# YOUR INSTRUCTIONS:
Extract every line that contains the string "JSON".
<<<<
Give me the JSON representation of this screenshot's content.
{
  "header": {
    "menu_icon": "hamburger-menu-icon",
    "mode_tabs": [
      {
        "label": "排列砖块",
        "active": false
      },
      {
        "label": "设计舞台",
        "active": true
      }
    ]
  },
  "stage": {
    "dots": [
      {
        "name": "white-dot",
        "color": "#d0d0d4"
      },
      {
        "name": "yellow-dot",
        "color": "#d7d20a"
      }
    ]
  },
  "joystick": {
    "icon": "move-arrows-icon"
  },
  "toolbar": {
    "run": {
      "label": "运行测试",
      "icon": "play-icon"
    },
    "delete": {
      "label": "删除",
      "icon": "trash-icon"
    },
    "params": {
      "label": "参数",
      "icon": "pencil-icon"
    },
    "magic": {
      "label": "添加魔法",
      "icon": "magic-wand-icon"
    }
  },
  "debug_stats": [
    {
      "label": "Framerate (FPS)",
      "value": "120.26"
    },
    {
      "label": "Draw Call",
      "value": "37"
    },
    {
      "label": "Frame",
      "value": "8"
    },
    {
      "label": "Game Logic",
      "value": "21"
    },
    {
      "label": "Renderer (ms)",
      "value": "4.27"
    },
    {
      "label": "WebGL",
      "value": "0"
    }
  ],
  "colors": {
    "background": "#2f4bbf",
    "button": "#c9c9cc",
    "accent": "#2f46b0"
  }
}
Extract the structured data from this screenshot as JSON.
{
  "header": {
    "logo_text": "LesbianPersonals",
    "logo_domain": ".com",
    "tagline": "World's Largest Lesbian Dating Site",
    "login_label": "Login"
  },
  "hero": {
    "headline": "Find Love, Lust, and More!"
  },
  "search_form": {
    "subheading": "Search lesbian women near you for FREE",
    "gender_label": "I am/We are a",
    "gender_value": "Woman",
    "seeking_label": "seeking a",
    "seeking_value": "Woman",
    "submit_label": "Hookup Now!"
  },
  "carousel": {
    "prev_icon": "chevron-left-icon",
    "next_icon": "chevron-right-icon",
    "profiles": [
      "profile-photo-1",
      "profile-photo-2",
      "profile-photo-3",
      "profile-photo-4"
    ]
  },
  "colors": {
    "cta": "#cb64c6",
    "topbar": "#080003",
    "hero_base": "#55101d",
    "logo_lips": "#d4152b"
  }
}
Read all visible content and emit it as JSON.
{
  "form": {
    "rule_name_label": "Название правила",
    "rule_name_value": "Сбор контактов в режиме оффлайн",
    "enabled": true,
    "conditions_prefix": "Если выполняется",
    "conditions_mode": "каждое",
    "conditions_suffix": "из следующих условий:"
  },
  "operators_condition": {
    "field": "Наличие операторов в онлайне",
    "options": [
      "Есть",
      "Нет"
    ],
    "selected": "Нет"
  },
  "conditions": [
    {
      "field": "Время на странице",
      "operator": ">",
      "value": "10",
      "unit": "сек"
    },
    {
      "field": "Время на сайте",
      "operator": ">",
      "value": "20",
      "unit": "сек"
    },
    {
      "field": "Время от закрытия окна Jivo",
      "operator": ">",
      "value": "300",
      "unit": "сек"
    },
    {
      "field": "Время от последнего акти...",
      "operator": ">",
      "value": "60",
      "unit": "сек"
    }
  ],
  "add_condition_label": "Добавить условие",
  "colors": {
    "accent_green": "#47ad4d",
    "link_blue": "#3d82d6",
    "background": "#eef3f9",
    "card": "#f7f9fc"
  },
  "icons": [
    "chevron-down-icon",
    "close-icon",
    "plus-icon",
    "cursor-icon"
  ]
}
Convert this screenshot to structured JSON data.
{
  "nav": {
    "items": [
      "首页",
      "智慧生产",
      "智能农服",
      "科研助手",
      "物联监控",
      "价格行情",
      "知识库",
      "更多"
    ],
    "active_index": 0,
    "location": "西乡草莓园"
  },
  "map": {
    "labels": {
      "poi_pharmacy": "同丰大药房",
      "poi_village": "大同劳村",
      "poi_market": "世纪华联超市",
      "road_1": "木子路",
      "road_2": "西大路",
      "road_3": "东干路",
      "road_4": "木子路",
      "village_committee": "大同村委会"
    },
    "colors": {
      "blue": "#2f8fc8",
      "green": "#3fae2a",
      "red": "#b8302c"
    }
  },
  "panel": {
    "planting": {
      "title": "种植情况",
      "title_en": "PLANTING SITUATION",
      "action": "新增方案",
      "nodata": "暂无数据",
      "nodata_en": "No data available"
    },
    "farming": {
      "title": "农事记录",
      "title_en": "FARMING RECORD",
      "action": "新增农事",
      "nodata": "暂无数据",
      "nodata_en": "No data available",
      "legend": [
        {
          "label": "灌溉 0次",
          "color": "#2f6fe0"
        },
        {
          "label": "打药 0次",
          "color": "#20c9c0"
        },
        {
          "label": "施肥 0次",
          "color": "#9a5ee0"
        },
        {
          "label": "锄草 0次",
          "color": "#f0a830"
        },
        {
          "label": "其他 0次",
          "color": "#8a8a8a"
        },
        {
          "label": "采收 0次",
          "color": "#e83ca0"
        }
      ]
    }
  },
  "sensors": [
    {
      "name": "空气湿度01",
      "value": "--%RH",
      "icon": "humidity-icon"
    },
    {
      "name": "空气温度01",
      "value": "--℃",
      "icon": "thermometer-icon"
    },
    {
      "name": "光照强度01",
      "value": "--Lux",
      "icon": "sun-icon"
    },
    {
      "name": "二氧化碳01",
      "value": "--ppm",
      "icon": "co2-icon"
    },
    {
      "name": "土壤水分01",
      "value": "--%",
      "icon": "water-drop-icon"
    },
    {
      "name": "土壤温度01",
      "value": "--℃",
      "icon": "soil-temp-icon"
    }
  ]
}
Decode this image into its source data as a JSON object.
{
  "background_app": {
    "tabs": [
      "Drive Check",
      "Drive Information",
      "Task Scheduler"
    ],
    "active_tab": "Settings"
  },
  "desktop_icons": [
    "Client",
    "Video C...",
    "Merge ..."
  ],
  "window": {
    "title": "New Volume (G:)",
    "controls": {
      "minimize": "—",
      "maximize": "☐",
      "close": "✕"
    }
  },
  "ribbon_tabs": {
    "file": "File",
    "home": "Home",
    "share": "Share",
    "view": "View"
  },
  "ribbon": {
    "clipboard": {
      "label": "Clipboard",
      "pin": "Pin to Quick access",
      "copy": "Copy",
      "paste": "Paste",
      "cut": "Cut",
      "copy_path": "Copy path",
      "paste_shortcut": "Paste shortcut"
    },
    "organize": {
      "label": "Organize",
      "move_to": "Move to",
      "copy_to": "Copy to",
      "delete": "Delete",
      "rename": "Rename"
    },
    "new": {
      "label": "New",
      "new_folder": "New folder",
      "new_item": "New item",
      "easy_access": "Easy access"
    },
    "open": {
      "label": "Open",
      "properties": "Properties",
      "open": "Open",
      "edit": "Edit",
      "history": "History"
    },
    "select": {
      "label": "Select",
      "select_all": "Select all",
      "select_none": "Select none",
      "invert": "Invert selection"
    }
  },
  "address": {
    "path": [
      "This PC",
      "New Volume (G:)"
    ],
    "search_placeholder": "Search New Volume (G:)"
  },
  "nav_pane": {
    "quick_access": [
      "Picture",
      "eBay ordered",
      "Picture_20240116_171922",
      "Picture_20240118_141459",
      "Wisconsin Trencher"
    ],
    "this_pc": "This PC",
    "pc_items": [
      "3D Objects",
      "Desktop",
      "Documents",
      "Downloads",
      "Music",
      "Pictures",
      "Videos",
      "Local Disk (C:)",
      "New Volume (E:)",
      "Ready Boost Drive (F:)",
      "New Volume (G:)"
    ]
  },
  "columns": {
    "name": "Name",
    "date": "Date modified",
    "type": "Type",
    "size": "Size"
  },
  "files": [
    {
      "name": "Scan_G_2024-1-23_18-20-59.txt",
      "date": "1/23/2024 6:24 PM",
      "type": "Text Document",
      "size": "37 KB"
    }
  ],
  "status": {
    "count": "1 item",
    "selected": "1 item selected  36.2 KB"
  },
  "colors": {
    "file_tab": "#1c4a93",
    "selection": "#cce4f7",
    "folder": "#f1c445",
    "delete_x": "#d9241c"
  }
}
>>>>
# CORRECT OUTPUT:
Give me the JSON representation of this screenshot's content.
Extract the structured data from this screenshot as JSON.
Read all visible content and emit it as JSON.
Convert this screenshot to structured JSON data.
Decode this image into its source data as a JSON object.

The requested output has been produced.